# Written request
Return every line of the items below that contains the string "icon". Case counts.

# Records supplied
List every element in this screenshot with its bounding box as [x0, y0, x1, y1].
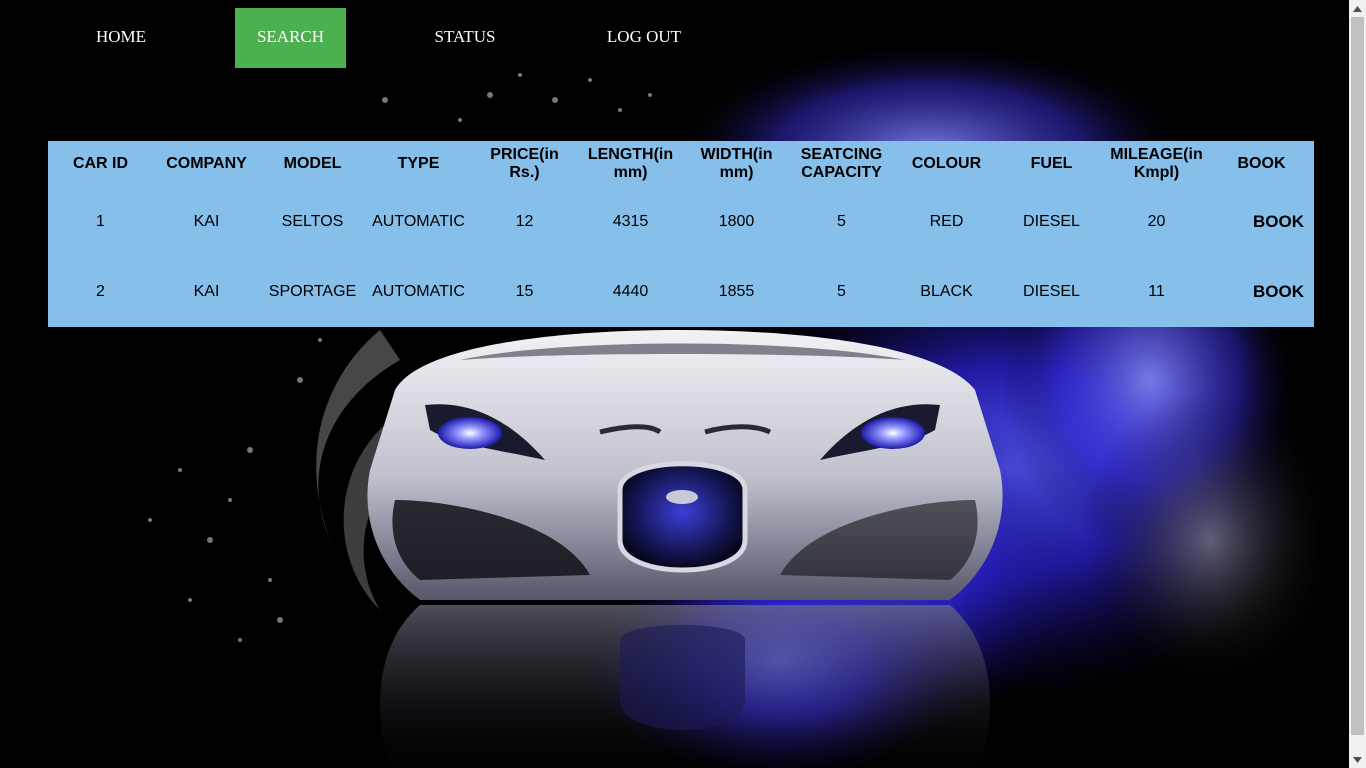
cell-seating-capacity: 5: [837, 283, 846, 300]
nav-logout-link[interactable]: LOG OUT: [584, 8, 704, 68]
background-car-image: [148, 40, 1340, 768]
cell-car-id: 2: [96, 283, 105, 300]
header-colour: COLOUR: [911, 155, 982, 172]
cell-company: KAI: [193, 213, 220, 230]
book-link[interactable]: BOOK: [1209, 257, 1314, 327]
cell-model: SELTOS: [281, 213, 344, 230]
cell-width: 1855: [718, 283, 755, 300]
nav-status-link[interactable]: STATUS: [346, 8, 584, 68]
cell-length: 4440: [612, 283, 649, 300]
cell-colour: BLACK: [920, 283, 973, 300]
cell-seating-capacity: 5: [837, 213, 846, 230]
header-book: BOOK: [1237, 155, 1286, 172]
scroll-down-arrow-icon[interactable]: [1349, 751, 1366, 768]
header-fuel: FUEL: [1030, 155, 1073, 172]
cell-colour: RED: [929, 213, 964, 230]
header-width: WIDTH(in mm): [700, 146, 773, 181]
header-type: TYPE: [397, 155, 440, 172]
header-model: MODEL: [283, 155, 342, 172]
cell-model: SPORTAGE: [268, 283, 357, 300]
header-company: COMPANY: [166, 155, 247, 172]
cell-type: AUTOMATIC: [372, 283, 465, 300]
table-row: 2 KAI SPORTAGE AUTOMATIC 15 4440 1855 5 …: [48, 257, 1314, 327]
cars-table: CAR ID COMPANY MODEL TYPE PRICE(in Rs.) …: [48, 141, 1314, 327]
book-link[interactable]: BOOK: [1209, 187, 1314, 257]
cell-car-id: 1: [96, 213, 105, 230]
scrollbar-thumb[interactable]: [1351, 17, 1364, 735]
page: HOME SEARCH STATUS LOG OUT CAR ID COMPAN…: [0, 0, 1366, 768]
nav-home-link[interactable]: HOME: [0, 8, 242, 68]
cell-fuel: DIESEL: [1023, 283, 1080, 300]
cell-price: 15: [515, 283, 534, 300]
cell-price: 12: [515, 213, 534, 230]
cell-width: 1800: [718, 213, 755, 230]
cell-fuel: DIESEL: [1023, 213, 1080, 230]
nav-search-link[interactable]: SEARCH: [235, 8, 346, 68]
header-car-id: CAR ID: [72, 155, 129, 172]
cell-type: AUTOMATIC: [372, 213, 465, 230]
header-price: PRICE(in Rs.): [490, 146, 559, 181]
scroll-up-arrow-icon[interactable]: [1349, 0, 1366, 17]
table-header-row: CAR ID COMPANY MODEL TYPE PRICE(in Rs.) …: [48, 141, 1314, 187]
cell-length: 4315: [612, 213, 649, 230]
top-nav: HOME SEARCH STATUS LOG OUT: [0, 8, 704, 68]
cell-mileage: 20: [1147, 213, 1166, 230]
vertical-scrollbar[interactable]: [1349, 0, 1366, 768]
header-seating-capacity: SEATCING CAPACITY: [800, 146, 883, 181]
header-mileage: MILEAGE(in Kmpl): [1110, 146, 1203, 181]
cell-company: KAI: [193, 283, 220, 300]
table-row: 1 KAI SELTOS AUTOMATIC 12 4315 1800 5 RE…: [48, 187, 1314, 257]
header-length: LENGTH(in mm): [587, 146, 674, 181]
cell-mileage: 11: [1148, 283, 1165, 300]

# Response
scroll-down-arrow-icon[interactable]: [1349, 751, 1366, 768]
scroll-up-arrow-icon[interactable]: [1349, 0, 1366, 17]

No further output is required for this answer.